**Wat je doet:**
Herhaal ongewijzigd de regels uit de gegevens hieronder, vanaf de regel met "torus-point bbox=[237, 140, 242, 145]" tot en met de regel met "torus-point bbox=[129, 142, 134, 147]".

**Beschikbare gegevens:**
□ □ □ □ □ □ □

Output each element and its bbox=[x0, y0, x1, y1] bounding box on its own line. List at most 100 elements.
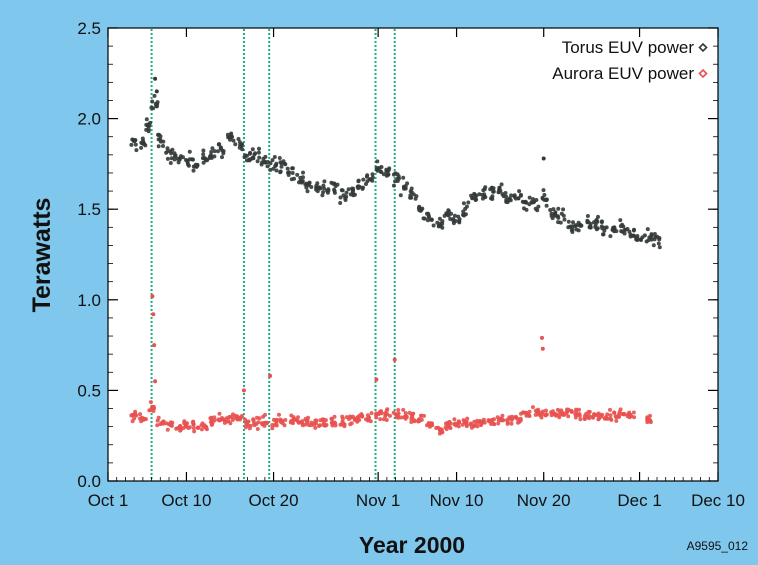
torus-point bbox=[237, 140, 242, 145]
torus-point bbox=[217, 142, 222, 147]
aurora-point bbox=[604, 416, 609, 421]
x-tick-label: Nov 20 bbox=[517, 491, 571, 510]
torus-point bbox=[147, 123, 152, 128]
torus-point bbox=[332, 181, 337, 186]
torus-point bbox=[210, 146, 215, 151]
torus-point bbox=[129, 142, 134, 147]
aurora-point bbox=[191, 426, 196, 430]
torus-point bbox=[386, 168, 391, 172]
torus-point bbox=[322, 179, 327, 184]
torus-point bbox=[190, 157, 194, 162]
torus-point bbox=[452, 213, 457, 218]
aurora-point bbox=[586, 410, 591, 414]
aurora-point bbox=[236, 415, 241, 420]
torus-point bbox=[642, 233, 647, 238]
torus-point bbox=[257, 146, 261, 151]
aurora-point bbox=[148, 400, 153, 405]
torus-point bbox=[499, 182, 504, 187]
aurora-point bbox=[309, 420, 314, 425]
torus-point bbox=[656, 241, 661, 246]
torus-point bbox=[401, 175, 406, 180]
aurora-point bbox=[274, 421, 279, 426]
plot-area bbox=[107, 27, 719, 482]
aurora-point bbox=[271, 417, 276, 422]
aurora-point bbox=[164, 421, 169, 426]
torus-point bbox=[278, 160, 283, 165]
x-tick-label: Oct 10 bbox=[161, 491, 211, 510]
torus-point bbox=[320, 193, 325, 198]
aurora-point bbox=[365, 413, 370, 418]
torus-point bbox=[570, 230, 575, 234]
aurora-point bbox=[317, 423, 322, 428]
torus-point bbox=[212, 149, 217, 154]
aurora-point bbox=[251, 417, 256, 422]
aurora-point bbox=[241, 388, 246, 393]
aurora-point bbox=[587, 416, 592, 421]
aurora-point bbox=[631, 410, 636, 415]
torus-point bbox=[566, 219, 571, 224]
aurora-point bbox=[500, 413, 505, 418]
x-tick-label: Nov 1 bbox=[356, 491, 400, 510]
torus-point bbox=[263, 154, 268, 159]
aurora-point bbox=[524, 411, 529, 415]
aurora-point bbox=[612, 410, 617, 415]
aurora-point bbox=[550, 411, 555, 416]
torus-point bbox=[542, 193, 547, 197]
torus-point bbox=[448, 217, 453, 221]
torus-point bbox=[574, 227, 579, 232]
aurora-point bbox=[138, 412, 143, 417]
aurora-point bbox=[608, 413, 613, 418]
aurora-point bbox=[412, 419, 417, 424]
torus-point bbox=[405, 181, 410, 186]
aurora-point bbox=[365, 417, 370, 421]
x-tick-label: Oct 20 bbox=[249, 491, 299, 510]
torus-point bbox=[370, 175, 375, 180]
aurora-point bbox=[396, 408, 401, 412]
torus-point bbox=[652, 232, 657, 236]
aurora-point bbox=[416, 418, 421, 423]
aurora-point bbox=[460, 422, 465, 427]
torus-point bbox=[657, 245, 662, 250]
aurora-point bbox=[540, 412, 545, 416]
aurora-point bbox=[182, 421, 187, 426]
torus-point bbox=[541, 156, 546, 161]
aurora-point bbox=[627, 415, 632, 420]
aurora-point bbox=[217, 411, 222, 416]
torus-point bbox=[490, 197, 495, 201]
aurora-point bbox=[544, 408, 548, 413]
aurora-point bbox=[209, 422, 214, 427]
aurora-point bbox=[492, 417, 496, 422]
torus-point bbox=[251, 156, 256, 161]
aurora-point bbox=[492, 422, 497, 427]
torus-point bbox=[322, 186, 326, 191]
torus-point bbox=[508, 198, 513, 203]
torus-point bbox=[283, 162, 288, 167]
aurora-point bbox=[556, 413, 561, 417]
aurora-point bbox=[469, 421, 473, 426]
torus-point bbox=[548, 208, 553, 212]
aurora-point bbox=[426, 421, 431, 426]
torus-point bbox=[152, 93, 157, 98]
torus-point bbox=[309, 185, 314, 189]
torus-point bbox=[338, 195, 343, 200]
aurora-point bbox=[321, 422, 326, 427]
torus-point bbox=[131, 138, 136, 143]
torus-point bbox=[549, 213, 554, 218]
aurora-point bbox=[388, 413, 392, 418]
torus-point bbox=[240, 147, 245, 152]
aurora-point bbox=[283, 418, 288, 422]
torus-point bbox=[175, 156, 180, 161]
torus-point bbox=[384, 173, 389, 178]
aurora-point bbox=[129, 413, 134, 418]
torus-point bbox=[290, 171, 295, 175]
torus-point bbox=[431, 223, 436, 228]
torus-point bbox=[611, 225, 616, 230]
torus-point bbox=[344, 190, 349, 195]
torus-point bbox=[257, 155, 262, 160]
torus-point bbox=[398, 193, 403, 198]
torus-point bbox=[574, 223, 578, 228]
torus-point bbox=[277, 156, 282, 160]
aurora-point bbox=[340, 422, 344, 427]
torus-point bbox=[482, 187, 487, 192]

□ □ □ □ □ □ □

**Oplossing:**
torus-point bbox=[237, 140, 242, 145]
torus-point bbox=[217, 142, 222, 147]
aurora-point bbox=[604, 416, 609, 421]
x-tick-label: Nov 20 bbox=[517, 491, 571, 510]
torus-point bbox=[147, 123, 152, 128]
torus-point bbox=[332, 181, 337, 186]
torus-point bbox=[210, 146, 215, 151]
torus-point bbox=[129, 142, 134, 147]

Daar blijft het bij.